- _WRITTEN REQUEST_
Gather all lines with "name" from the records.

- _ENTRIES_

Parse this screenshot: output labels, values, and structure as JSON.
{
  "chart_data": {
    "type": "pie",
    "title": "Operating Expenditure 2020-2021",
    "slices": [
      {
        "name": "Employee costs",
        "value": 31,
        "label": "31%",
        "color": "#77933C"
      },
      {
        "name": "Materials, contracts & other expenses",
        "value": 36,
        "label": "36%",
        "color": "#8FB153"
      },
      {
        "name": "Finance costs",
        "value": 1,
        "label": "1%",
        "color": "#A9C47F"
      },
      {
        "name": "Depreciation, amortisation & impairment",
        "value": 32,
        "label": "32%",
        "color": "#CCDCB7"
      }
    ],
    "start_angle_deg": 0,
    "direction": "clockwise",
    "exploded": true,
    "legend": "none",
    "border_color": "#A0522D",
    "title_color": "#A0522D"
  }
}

- _WORKED ANSWER_
        "name": "Employee costs",
        "name": "Materials, contracts & other expenses",
        "name": "Finance costs",
        "name": "Depreciation, amortisation & impairment",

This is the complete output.